§ **Source material**:

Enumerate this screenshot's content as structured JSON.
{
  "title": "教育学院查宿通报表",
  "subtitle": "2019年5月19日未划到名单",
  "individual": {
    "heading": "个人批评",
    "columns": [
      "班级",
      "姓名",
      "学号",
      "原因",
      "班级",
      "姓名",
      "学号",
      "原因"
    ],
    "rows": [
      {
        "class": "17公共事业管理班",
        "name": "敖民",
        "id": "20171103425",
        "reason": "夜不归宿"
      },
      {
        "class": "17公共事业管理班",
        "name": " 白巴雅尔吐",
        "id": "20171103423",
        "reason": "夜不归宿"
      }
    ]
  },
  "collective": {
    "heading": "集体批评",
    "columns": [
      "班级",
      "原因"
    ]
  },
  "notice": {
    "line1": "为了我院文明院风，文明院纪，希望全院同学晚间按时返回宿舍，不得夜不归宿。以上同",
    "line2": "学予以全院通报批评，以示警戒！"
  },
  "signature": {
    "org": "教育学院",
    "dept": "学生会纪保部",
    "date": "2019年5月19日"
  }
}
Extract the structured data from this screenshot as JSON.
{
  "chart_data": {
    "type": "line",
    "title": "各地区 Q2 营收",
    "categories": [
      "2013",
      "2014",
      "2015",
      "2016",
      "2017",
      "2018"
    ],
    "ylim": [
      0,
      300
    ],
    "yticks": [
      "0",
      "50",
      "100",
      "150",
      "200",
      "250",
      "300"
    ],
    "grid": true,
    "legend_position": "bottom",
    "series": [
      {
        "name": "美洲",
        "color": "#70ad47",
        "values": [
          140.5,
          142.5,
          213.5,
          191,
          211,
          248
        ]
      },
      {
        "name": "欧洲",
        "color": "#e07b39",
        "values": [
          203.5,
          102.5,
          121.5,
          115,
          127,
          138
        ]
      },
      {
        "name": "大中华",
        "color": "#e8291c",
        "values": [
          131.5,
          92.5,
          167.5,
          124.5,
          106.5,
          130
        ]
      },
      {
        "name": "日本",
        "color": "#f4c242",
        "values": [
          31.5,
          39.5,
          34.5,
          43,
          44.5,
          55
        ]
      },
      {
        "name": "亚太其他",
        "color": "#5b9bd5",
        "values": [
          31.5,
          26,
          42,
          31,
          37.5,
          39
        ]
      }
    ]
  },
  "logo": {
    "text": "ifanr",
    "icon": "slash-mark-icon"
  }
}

§ **Problem details**: Read through the data and copy every line where "structured" shows up.

§ **Solution to this problem**:
Enumerate this screenshot's content as structured JSON.
Extract the structured data from this screenshot as JSON.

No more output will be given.